(Figure contents as structured data)
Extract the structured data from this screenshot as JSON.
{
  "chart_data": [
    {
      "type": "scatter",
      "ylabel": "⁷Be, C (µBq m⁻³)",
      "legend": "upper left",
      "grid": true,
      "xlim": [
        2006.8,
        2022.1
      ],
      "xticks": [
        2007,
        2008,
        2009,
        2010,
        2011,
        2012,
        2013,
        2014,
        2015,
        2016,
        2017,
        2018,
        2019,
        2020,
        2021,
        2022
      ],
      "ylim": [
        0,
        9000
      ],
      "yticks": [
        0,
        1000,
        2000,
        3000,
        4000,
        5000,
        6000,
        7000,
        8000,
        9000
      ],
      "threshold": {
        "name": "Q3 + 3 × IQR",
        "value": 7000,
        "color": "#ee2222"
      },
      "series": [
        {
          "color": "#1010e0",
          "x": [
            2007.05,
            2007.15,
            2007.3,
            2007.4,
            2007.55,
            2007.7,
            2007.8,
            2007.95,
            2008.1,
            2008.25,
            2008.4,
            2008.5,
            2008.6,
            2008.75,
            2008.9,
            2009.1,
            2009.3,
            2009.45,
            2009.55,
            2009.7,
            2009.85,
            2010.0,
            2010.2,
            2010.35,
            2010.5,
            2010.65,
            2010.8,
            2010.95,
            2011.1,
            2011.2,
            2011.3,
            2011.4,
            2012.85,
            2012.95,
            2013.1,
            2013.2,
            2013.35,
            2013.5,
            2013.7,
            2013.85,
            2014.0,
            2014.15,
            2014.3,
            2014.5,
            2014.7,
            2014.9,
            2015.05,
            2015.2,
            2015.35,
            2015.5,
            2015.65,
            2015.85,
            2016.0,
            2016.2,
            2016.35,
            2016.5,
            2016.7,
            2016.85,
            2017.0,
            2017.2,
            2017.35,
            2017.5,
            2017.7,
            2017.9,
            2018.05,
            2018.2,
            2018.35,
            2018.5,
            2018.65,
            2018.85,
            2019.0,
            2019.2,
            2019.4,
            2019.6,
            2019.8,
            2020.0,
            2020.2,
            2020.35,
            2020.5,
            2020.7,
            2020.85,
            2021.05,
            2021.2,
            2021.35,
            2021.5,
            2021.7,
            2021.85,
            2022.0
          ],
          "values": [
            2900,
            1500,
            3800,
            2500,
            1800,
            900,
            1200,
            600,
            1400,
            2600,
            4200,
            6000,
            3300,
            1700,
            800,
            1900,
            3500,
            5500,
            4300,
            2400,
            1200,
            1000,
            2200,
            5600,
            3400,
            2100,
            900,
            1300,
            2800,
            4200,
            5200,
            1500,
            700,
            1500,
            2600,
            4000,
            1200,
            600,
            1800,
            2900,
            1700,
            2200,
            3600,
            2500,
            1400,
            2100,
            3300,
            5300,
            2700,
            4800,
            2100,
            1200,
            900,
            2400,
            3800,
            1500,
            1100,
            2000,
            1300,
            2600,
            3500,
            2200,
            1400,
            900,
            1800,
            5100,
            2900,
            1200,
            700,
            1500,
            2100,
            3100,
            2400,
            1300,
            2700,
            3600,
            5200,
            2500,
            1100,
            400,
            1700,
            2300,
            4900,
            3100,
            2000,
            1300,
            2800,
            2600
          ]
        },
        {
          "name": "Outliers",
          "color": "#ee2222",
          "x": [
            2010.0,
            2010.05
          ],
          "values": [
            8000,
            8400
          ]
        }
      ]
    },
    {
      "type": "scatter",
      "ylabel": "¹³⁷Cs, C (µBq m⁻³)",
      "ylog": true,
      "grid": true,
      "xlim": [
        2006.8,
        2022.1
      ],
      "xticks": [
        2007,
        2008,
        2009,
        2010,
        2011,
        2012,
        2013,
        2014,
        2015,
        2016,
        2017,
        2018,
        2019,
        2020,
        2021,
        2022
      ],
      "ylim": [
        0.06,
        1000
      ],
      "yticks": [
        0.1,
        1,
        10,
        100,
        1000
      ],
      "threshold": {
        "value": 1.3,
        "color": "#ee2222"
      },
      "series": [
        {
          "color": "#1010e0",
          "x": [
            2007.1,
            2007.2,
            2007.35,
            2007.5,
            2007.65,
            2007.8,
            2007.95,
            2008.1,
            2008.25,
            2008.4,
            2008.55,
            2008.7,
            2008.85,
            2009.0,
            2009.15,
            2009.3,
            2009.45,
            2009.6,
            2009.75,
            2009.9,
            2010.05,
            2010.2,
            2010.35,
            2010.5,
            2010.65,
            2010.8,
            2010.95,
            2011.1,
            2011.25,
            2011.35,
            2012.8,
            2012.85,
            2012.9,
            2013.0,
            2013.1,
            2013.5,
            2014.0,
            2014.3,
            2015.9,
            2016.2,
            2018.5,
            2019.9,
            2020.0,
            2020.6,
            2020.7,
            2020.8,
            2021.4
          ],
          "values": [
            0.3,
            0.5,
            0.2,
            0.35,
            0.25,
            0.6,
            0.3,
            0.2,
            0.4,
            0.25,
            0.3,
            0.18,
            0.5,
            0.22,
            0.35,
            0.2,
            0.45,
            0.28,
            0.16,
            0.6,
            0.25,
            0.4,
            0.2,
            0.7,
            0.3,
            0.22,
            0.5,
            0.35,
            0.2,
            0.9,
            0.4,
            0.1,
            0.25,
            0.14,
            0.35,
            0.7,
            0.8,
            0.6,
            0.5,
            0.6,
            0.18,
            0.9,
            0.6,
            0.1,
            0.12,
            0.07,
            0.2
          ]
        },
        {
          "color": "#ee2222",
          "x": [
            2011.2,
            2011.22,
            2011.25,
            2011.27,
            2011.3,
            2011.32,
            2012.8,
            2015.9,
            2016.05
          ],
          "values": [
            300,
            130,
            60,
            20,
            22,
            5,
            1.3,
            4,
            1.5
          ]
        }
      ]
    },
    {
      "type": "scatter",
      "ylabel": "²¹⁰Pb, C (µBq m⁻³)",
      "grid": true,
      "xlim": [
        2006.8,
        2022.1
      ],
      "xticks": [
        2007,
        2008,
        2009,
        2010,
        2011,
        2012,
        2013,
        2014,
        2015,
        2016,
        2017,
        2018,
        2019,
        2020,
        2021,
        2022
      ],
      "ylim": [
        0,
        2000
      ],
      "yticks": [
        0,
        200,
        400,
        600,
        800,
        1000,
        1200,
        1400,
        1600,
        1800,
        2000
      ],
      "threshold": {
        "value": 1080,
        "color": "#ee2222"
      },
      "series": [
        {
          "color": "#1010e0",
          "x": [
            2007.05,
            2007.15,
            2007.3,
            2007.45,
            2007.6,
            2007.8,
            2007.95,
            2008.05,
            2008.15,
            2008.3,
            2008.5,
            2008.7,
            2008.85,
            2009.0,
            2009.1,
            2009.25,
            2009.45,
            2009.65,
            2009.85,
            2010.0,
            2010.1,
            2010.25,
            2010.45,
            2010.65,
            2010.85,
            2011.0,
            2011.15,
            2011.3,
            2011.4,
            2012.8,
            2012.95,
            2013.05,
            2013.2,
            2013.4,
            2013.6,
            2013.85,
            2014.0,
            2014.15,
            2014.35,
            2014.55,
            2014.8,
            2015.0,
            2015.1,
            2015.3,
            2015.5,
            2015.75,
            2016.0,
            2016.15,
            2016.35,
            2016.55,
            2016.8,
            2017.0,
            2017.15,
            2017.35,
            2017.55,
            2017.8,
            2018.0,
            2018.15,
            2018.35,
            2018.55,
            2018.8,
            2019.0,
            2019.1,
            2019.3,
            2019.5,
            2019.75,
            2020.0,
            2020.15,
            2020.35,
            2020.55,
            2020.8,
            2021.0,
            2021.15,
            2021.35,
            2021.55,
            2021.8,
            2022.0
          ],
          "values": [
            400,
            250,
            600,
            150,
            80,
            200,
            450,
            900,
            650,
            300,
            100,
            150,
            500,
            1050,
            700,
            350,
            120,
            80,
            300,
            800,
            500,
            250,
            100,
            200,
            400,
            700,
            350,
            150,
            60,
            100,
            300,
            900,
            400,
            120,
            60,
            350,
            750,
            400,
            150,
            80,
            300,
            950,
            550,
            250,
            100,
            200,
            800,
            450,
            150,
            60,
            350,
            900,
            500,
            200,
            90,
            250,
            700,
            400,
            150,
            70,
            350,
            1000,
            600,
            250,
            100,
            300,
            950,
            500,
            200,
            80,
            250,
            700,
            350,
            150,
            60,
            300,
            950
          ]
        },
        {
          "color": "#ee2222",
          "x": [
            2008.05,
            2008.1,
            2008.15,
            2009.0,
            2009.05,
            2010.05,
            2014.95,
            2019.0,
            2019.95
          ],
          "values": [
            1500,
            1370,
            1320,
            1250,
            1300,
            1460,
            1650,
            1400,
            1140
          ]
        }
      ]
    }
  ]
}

* **TO DO**: Which lines above hold the word "ylabel"? Copy each of them.

* **EXPECTED ANSWER**:
      "ylabel": "⁷Be, C (µBq m⁻³)",
      "ylabel": "¹³⁷Cs, C (µBq m⁻³)",
      "ylabel": "²¹⁰Pb, C (µBq m⁻³)",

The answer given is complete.